BEGIN DATASET EXCERPTS
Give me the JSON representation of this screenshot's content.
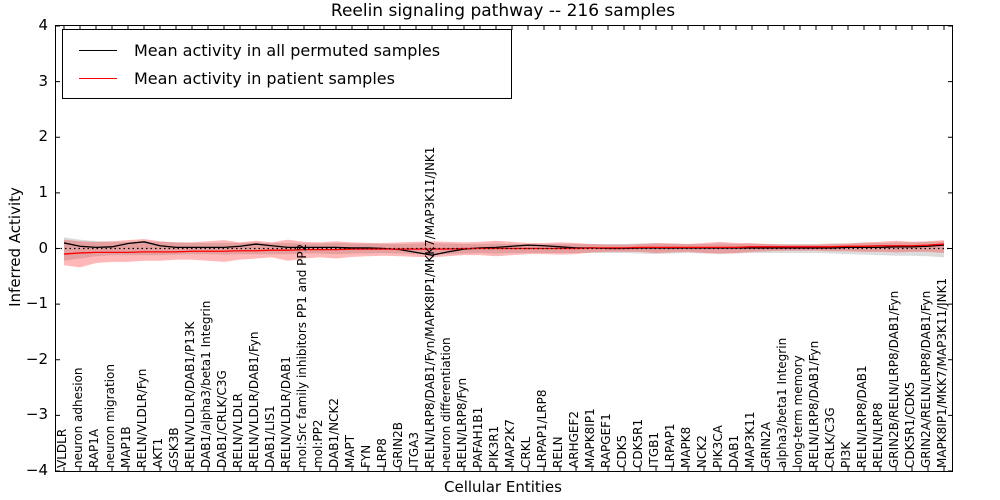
{
  "chart_data": {
    "type": "line",
    "title": "Reelin signaling pathway -- 216 samples",
    "xlabel": "Cellular Entities",
    "ylabel": "Inferred Activity",
    "ylim": [
      -4,
      4
    ],
    "y_ticks": [
      "4",
      "3",
      "2",
      "1",
      "0",
      "-1",
      "-2",
      "-3",
      "-4"
    ],
    "grid": false,
    "legend": {
      "position": "upper left",
      "entries": [
        {
          "label": "Mean activity in all permuted samples",
          "color": "#000000"
        },
        {
          "label": "Mean activity in patient samples",
          "color": "#ff0000"
        }
      ]
    },
    "zero_line": {
      "value": 0,
      "style": "dotted",
      "color": "#000000"
    },
    "categories": [
      "VLDLR",
      "neuron adhesion",
      "RAP1A",
      "neuron migration",
      "MAP1B",
      "RELN/VLDLR/Fyn",
      "AKT1",
      "GSK3B",
      "RELN/VLDLR/DAB1/P13K",
      "DAB1/alpha3/beta1 Integrin",
      "DAB1/CRLK/C3G",
      "RELN/VLDLR",
      "RELN/VLDLR/DAB1/Fyn",
      "DAB1/LIS1",
      "RELN/VLDLR/DAB1",
      "mol:Src family inhibitors PP1 and PP2",
      "mol:PP2",
      "DAB1/NCK2",
      "MAPT",
      "FYN",
      "LRP8",
      "GRIN2B",
      "ITGA3",
      "RELN/LRP8/DAB1/Fyn/MAPK8IP1/MKK7/MAP3K11/JNK1",
      "neuron differentiation",
      "RELN/LRP8/Fyn",
      "PAFAH1B1",
      "PIK3R1",
      "MAP2K7",
      "CRKL",
      "LRPAP1/LRP8",
      "RELN",
      "ARHGEF2",
      "MAPK8IP1",
      "RAPGEF1",
      "CDK5",
      "CDK5R1",
      "ITGB1",
      "LRPAP1",
      "MAPK8",
      "NCK2",
      "PIK3CA",
      "DAB1",
      "MAP3K11",
      "GRIN2A",
      "alpha3/beta1 Integrin",
      "long-term memory",
      "RELN/LRP8/DAB1/Fyn",
      "CRLK/C3G",
      "PI3K",
      "RELN/LRP8/DAB1",
      "RELN/LRP8",
      "GRIN2B/RELN/LRP8/DAB1/Fyn",
      "CDK5R1/CDK5",
      "GRIN2A/RELN/LRP8/DAB1/Fyn",
      "MAPK8IP1/MKK7/MAP3K11/JNK1"
    ],
    "series": [
      {
        "name": "Mean activity in all permuted samples",
        "color": "#000000",
        "values": [
          0.1,
          0.04,
          0.02,
          0.03,
          0.09,
          0.12,
          0.05,
          0.02,
          0.02,
          0.02,
          0.02,
          0.04,
          0.08,
          0.05,
          0.02,
          0.02,
          0.02,
          0.02,
          0.01,
          0.01,
          0.0,
          -0.02,
          -0.07,
          -0.12,
          -0.06,
          -0.01,
          0.01,
          0.02,
          0.04,
          0.06,
          0.05,
          0.03,
          0.01,
          0.01,
          0.0,
          0.0,
          0.01,
          0.01,
          0.01,
          0.01,
          0.01,
          0.01,
          0.01,
          0.01,
          0.01,
          0.01,
          0.01,
          0.01,
          0.01,
          0.02,
          0.02,
          0.02,
          0.03,
          0.03,
          0.04,
          0.06
        ]
      },
      {
        "name": "Mean activity in patient samples",
        "color": "#ff0000",
        "values": [
          -0.1,
          -0.08,
          -0.07,
          -0.07,
          -0.07,
          -0.06,
          -0.06,
          -0.06,
          -0.05,
          -0.05,
          -0.05,
          -0.04,
          -0.04,
          -0.03,
          -0.03,
          -0.02,
          -0.02,
          -0.02,
          -0.01,
          -0.01,
          -0.01,
          -0.01,
          -0.01,
          -0.01,
          -0.01,
          0.0,
          0.0,
          0.0,
          0.0,
          0.0,
          0.0,
          0.0,
          0.0,
          0.01,
          0.01,
          0.01,
          0.02,
          0.02,
          0.02,
          0.02,
          0.02,
          0.02,
          0.02,
          0.03,
          0.03,
          0.03,
          0.03,
          0.03,
          0.03,
          0.04,
          0.04,
          0.05,
          0.05,
          0.05,
          0.06,
          0.08
        ]
      }
    ],
    "bands": [
      {
        "name": "permuted-activity-range",
        "color": "rgba(128,128,128,0.28)",
        "upper": [
          0.2,
          0.16,
          0.13,
          0.12,
          0.12,
          0.13,
          0.12,
          0.11,
          0.1,
          0.1,
          0.1,
          0.1,
          0.11,
          0.1,
          0.1,
          0.09,
          0.09,
          0.1,
          0.09,
          0.09,
          0.08,
          0.08,
          0.09,
          0.1,
          0.09,
          0.08,
          0.08,
          0.09,
          0.08,
          0.08,
          0.08,
          0.08,
          0.08,
          0.08,
          0.08,
          0.08,
          0.09,
          0.09,
          0.09,
          0.08,
          0.08,
          0.09,
          0.08,
          0.08,
          0.08,
          0.08,
          0.08,
          0.08,
          0.09,
          0.09,
          0.1,
          0.1,
          0.11,
          0.11,
          0.12,
          0.13
        ],
        "lower": [
          -0.22,
          -0.18,
          -0.14,
          -0.12,
          -0.12,
          -0.12,
          -0.12,
          -0.11,
          -0.1,
          -0.1,
          -0.11,
          -0.1,
          -0.1,
          -0.1,
          -0.1,
          -0.09,
          -0.09,
          -0.1,
          -0.09,
          -0.09,
          -0.08,
          -0.09,
          -0.1,
          -0.11,
          -0.1,
          -0.09,
          -0.08,
          -0.09,
          -0.08,
          -0.08,
          -0.08,
          -0.08,
          -0.08,
          -0.08,
          -0.08,
          -0.08,
          -0.09,
          -0.1,
          -0.09,
          -0.08,
          -0.09,
          -0.1,
          -0.09,
          -0.08,
          -0.08,
          -0.08,
          -0.08,
          -0.08,
          -0.09,
          -0.1,
          -0.11,
          -0.12,
          -0.13,
          -0.13,
          -0.14,
          -0.16
        ]
      },
      {
        "name": "patient-activity-range",
        "color": "rgba(255,20,20,0.30)",
        "upper": [
          0.16,
          0.13,
          0.12,
          0.13,
          0.15,
          0.17,
          0.13,
          0.11,
          0.11,
          0.13,
          0.15,
          0.11,
          0.14,
          0.11,
          0.16,
          0.12,
          0.11,
          0.13,
          0.11,
          0.1,
          0.1,
          0.11,
          0.12,
          0.13,
          0.12,
          0.11,
          0.12,
          0.14,
          0.12,
          0.1,
          0.1,
          0.11,
          0.1,
          0.08,
          0.07,
          0.07,
          0.08,
          0.1,
          0.09,
          0.08,
          0.1,
          0.12,
          0.1,
          0.1,
          0.08,
          0.07,
          0.07,
          0.07,
          0.08,
          0.09,
          0.11,
          0.12,
          0.14,
          0.12,
          0.13,
          0.15
        ],
        "lower": [
          -0.3,
          -0.34,
          -0.26,
          -0.24,
          -0.24,
          -0.22,
          -0.22,
          -0.2,
          -0.2,
          -0.22,
          -0.24,
          -0.2,
          -0.18,
          -0.16,
          -0.22,
          -0.18,
          -0.16,
          -0.18,
          -0.15,
          -0.14,
          -0.13,
          -0.14,
          -0.15,
          -0.16,
          -0.14,
          -0.12,
          -0.12,
          -0.14,
          -0.12,
          -0.1,
          -0.1,
          -0.11,
          -0.1,
          -0.07,
          -0.06,
          -0.06,
          -0.06,
          -0.08,
          -0.07,
          -0.06,
          -0.08,
          -0.09,
          -0.08,
          -0.06,
          -0.05,
          -0.04,
          -0.04,
          -0.04,
          -0.05,
          -0.05,
          -0.06,
          -0.06,
          -0.07,
          -0.06,
          -0.06,
          -0.08
        ]
      }
    ]
  }
}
END DATASET EXCERPTS
▶ EXERCISE GOAL
Copy out each line of the entries that holds "neuron".

▶ SOLUTION TO THIS EXERCISE
      "neuron adhesion",
      "neuron migration",
      "neuron differentiation",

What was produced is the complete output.